• [DIRECTIONS FOR THIS TASK]:
Exact reproduction of the data is required, with images excluded.

[Stored data]
<<<<

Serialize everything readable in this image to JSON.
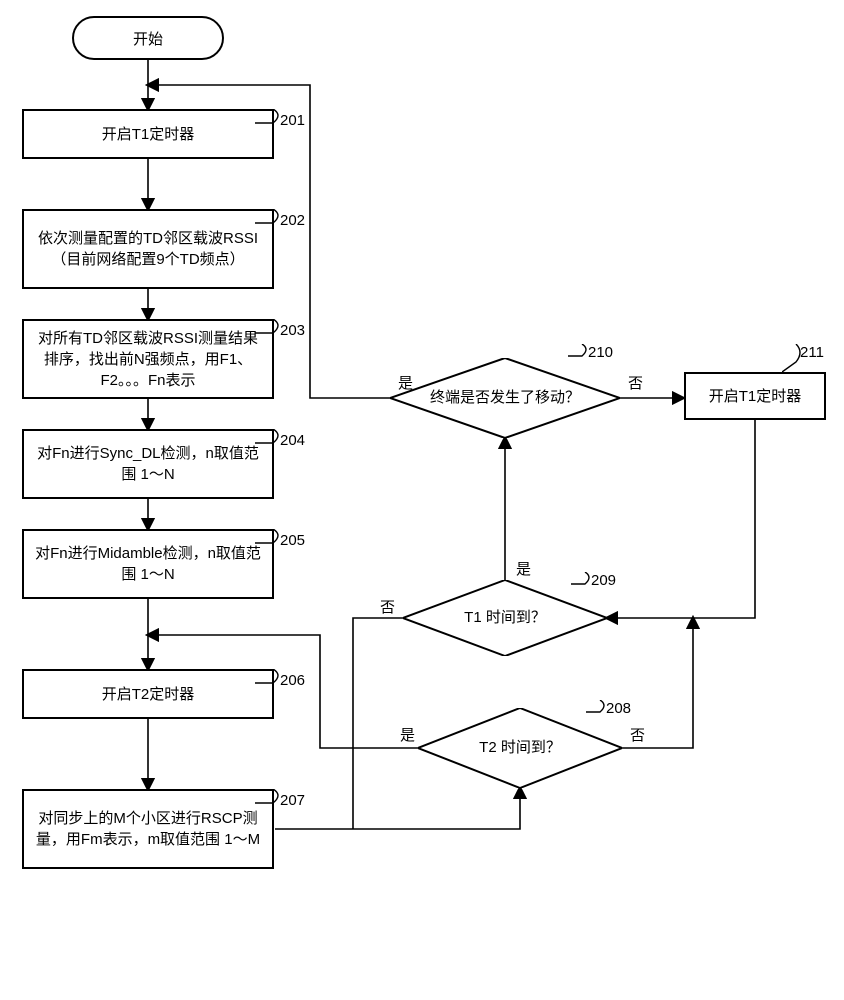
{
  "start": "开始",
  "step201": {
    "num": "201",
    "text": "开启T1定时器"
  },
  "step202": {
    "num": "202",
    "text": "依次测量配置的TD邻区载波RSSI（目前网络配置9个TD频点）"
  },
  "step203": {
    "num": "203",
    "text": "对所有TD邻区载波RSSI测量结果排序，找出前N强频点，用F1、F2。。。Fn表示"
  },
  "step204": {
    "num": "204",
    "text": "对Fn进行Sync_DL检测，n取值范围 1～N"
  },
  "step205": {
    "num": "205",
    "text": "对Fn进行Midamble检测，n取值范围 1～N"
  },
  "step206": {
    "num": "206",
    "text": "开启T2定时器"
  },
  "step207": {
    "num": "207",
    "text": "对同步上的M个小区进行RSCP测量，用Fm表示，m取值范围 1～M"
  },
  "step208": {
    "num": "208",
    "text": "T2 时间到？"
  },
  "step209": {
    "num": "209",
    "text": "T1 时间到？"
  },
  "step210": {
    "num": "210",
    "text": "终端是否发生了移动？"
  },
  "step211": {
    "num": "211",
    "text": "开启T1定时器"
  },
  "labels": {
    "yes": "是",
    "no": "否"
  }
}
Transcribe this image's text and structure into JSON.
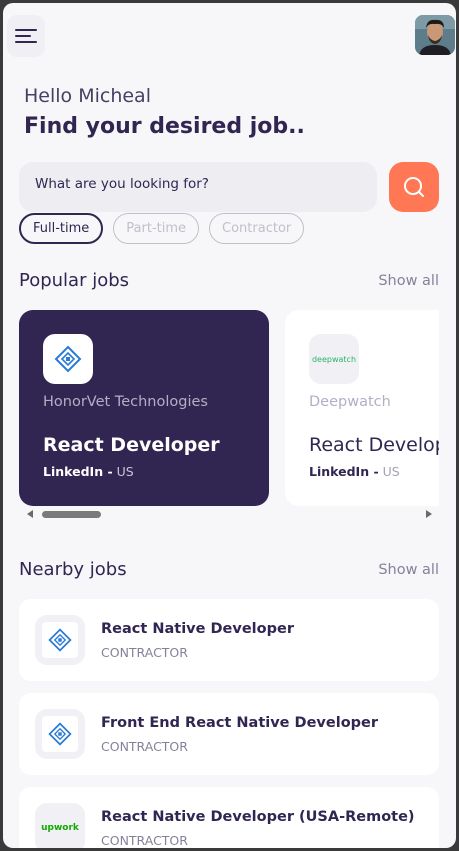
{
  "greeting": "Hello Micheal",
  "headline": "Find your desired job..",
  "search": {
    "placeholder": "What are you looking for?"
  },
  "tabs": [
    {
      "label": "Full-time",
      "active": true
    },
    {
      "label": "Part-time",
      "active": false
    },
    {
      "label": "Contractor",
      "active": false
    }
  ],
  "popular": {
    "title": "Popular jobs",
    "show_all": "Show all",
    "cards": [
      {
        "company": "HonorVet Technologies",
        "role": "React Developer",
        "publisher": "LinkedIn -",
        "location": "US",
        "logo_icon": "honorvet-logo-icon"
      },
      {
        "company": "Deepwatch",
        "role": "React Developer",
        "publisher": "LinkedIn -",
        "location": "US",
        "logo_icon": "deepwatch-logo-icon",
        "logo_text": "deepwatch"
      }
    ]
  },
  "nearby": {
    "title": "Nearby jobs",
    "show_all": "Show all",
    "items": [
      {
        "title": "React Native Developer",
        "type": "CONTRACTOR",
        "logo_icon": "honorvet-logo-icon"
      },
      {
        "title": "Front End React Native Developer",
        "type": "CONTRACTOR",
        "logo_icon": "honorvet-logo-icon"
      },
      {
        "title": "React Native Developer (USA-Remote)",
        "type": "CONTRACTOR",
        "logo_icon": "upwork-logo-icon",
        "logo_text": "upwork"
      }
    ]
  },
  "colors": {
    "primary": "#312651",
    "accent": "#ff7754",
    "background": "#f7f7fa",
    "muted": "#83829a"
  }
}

>>>>

• [RESPONSE BELOW]:
Serialize everything readable in this image to JSON.
{
  "start": "开始",
  "step201": {
    "num": "201",
    "text": "开启T1定时器"
  },
  "step202": {
    "num": "202",
    "text": "依次测量配置的TD邻区载波RSSI（目前网络配置9个TD频点）"
  },
  "step203": {
    "num": "203",
    "text": "对所有TD邻区载波RSSI测量结果排序，找出前N强频点，用F1、F2。。。Fn表示"
  },
  "step204": {
    "num": "204",
    "text": "对Fn进行Sync_DL检测，n取值范围 1～N"
  },
  "step205": {
    "num": "205",
    "text": "对Fn进行Midamble检测，n取值范围 1～N"
  },
  "step206": {
    "num": "206",
    "text": "开启T2定时器"
  },
  "step207": {
    "num": "207",
    "text": "对同步上的M个小区进行RSCP测量，用Fm表示，m取值范围 1～M"
  },
  "step208": {
    "num": "208",
    "text": "T2 时间到？"
  },
  "step209": {
    "num": "209",
    "text": "T1 时间到？"
  },
  "step210": {
    "num": "210",
    "text": "终端是否发生了移动？"
  },
  "step211": {
    "num": "211",
    "text": "开启T1定时器"
  },
  "labels": {
    "yes": "是",
    "no": "否"
  }
}
Transcribe this image's text and structure into JSON.
{
  "greeting": "Hello Micheal",
  "headline": "Find your desired job..",
  "search": {
    "placeholder": "What are you looking for?"
  },
  "tabs": [
    {
      "label": "Full-time",
      "active": true
    },
    {
      "label": "Part-time",
      "active": false
    },
    {
      "label": "Contractor",
      "active": false
    }
  ],
  "popular": {
    "title": "Popular jobs",
    "show_all": "Show all",
    "cards": [
      {
        "company": "HonorVet Technologies",
        "role": "React Developer",
        "publisher": "LinkedIn -",
        "location": "US",
        "logo_icon": "honorvet-logo-icon"
      },
      {
        "company": "Deepwatch",
        "role": "React Developer",
        "publisher": "LinkedIn -",
        "location": "US",
        "logo_icon": "deepwatch-logo-icon",
        "logo_text": "deepwatch"
      }
    ]
  },
  "nearby": {
    "title": "Nearby jobs",
    "show_all": "Show all",
    "items": [
      {
        "title": "React Native Developer",
        "type": "CONTRACTOR",
        "logo_icon": "honorvet-logo-icon"
      },
      {
        "title": "Front End React Native Developer",
        "type": "CONTRACTOR",
        "logo_icon": "honorvet-logo-icon"
      },
      {
        "title": "React Native Developer (USA-Remote)",
        "type": "CONTRACTOR",
        "logo_icon": "upwork-logo-icon",
        "logo_text": "upwork"
      }
    ]
  },
  "colors": {
    "primary": "#312651",
    "accent": "#ff7754",
    "background": "#f7f7fa",
    "muted": "#83829a"
  }
}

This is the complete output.